In this HackerEarth Printing patterns problem solution You are required to form a matrix of size r x c where r is the number of rows and c is the number of columns. You are required to form the waves of numbers around the provided center, (Ci, Cj) (0-based indexing).
HackerEarth Printing patterns problem solution.
....
What indexing does the Printing patterns problem page use for the center (Ci, Cj)?

▶ **RECORDED DATA**:
....
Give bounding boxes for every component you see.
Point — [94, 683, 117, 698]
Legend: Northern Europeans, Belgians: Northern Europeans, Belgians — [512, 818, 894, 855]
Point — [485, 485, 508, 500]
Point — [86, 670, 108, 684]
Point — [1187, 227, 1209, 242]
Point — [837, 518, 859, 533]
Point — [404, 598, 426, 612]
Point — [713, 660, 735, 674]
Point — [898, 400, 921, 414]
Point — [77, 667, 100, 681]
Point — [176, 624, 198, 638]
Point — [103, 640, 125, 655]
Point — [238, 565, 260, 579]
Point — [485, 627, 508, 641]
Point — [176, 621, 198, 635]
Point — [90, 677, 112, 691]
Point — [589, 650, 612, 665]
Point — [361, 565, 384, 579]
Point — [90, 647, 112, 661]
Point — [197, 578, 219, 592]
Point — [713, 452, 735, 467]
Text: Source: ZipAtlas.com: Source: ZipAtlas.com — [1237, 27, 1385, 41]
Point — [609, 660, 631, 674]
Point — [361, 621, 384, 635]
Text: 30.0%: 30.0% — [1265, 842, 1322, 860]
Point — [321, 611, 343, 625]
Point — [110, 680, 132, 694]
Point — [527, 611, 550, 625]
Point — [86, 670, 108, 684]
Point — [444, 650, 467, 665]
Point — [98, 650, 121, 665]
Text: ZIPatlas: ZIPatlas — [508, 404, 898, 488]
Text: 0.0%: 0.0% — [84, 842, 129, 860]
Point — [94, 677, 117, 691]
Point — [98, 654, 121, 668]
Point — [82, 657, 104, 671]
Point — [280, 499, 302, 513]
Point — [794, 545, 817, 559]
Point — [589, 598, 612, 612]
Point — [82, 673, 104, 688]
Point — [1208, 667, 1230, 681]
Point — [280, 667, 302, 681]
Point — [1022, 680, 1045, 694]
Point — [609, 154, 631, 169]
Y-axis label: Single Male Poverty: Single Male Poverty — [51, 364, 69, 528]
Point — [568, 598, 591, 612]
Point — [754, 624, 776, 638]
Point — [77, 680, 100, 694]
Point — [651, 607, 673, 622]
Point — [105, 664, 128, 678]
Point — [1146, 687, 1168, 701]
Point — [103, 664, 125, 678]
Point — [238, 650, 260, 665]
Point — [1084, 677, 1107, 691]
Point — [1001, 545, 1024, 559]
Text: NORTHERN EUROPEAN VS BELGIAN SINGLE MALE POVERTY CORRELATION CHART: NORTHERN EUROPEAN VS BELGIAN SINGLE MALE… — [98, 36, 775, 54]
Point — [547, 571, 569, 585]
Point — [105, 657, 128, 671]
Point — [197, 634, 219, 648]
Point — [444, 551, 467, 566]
....
▶ **THE OUTPUT**:
0-based indexing.